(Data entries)
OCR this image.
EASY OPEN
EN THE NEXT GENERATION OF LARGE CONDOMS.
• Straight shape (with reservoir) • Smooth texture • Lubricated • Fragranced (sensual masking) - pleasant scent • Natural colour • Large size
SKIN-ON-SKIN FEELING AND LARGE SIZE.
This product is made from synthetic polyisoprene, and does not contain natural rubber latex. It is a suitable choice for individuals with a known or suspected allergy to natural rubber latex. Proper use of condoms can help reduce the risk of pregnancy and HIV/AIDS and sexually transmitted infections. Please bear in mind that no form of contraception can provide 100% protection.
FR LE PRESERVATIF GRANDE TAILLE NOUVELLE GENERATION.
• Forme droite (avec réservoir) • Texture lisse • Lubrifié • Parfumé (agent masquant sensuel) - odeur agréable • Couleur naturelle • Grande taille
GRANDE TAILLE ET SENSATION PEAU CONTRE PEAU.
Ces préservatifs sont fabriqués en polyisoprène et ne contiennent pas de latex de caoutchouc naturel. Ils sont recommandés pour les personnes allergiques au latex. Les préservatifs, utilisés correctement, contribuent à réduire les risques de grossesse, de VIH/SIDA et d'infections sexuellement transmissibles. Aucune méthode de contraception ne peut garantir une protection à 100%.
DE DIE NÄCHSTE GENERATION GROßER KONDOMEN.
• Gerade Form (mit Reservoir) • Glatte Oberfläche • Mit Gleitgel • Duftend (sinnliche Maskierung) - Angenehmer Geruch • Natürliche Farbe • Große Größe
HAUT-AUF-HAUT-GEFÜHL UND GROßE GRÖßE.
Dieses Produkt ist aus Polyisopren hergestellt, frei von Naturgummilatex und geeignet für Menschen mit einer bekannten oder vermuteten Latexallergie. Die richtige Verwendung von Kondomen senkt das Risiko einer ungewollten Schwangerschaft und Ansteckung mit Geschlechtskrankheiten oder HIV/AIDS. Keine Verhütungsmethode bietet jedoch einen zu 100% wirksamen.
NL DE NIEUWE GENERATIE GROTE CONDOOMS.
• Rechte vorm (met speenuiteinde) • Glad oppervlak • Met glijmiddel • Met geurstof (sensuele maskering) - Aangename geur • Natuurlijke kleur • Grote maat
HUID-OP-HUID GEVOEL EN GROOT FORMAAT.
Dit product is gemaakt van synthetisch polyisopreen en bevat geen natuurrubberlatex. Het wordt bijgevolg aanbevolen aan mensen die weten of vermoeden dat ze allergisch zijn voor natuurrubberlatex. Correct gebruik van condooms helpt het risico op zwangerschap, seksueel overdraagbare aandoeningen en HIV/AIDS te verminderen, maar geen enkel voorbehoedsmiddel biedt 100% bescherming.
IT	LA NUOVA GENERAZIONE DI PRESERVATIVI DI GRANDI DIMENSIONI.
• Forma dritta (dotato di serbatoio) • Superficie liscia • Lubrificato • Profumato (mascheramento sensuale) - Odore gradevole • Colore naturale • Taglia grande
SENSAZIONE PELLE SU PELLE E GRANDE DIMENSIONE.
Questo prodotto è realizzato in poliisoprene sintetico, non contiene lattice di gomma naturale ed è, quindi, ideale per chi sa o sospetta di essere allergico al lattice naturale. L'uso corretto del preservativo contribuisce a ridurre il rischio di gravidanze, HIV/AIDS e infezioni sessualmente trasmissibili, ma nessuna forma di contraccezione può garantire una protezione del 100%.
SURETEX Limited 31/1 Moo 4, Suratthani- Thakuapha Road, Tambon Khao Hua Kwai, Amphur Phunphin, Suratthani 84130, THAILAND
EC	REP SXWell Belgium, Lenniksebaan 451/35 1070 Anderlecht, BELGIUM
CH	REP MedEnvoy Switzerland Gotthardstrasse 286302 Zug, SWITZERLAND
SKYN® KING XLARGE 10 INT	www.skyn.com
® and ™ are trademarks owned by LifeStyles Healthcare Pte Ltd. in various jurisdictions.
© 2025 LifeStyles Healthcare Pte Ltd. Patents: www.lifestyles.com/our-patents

== Your task ==
Select all lines in the listing above where the word "GENERATION" appears, and show them.

== Completed exercise ==
EN THE NEXT GENERATION OF LARGE CONDOMS.
FR LE PRESERVATIF GRANDE TAILLE NOUVELLE GENERATION.
DE DIE NÄCHSTE GENERATION GROßER KONDOMEN.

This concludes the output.